_Texto de estudio_.
*-*-*

Los huesos del manco

Y llegaron los días —el martes y ayer, de momento— en que se habló más de Miguel de Cervantes Saavedra que de Albert Rivera Díaz y casi tanto como de Pablo Iglesias Turrión. El plumilla veterano, papel que podría interpretar yo mismo, se rasca la cocorota con perplejidad ante el tremebundo espectáculo de necrofilia que se despliega por tierra, mar y aire. No hay portada digital o de celulosa ni programa de televisión serio, de varietés o cuarto y mitad (que ahora son la mayoría) que no se haya engolfado en la exhibición de los residuos, más que restos, del autor de Don Quijote. ¿Los reales? Miren, esa es otra: depende del entusiasmo y/o la afección con el régimen gaviotil, cada medio ha titulado que son las genuinas sobras del genial manco, que podrían serlo, que vaya usted a saber o que huele a que no.

*-*-*

_Orden de trabajo 1_.
Imprime el pasaje del texto sobre los huesos de Cervantes desde "Y llegaron los" hasta "huele a que no.".
_Orden de trabajo 2_.
Enumera todas las personas que el texto sobre los huesos de Cervantes menciona con nombre y apellidos.

_Listado de datos_.
*-*-*

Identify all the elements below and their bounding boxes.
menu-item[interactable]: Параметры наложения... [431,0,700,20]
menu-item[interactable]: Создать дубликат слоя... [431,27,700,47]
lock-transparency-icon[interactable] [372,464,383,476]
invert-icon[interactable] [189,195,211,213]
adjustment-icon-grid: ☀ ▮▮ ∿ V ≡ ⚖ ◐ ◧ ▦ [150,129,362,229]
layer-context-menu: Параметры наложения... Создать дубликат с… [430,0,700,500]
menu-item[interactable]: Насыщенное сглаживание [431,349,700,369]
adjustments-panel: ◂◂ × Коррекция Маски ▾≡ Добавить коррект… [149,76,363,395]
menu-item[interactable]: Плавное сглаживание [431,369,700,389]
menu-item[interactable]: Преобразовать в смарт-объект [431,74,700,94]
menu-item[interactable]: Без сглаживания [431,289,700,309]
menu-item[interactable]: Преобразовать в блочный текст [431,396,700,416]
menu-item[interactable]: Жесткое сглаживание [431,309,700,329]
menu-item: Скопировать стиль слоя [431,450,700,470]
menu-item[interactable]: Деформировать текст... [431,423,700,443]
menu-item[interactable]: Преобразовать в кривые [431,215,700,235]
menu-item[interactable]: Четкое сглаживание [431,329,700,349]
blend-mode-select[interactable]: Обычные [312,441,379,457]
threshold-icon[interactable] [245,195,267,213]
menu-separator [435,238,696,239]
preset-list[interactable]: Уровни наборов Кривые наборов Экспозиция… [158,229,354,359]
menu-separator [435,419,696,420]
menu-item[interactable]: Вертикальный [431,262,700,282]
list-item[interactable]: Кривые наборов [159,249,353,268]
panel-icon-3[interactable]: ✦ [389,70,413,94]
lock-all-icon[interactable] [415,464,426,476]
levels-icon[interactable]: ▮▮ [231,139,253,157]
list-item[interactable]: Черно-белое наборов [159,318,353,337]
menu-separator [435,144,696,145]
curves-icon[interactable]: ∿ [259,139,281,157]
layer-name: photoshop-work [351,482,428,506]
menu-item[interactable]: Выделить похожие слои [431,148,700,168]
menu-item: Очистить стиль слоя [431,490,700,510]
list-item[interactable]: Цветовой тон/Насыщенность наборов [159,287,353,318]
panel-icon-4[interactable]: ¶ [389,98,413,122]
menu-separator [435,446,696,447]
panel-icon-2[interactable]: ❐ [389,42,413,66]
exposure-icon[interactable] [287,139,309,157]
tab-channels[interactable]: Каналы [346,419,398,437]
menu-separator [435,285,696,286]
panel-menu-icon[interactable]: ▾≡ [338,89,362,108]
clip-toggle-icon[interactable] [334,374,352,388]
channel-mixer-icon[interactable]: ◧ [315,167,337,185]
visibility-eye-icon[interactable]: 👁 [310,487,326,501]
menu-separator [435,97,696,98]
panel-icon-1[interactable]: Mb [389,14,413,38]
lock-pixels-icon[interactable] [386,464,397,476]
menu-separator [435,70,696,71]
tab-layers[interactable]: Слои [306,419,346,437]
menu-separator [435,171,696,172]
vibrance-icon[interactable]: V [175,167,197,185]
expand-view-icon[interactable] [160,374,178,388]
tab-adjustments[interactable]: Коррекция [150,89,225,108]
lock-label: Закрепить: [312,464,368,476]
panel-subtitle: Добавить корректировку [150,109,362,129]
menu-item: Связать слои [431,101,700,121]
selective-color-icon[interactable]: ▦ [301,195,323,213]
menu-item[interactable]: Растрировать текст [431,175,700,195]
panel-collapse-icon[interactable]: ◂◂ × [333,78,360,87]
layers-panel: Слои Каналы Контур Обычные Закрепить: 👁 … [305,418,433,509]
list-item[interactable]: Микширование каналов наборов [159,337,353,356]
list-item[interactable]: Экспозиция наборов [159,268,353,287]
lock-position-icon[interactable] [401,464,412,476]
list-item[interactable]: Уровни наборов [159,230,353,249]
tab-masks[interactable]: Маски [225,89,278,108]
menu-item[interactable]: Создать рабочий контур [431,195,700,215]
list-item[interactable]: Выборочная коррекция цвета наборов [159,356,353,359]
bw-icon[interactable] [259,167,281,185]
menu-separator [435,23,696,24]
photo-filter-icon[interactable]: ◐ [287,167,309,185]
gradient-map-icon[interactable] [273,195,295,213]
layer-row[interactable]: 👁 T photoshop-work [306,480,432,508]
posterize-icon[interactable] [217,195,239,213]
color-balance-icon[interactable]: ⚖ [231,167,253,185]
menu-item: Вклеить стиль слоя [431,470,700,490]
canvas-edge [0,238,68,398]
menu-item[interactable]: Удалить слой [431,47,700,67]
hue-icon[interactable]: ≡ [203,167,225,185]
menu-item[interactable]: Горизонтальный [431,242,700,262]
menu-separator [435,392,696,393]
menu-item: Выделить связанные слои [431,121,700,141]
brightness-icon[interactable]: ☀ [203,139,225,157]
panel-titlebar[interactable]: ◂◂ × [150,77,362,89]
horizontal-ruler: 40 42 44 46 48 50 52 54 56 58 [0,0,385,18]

*-*-*

_Respuesta 1_.
Y llegaron los días —el martes y ayer, de momento— en que se habló más de Miguel de Cervantes Saavedra que de Albert Rivera Díaz y casi tanto como de Pablo Iglesias Turrión. El plumilla veterano, papel que podría interpretar yo mismo, se rasca la cocorota con perplejidad ante el tremebundo espectáculo de necrofilia que se despliega por tierra, mar y aire. No hay portada digital o de celulosa ni programa de televisión serio, de varietés o cuarto y mitad (que ahora son la mayoría) que no se haya engolfado en la exhibición de los residuos, más que restos, del autor de Don Quijote. ¿Los reales? Miren, esa es otra: depende del entusiasmo y/o la afección con el régimen gaviotil, cada medio ha titulado que son las genuinas sobras del genial manco, que podrían serlo, que vaya usted a saber o que huele a que no.

_Respuesta 2_.
Miguel de Cervantes Saavedra
Albert Rivera Díaz
Pablo Iglesias Turrión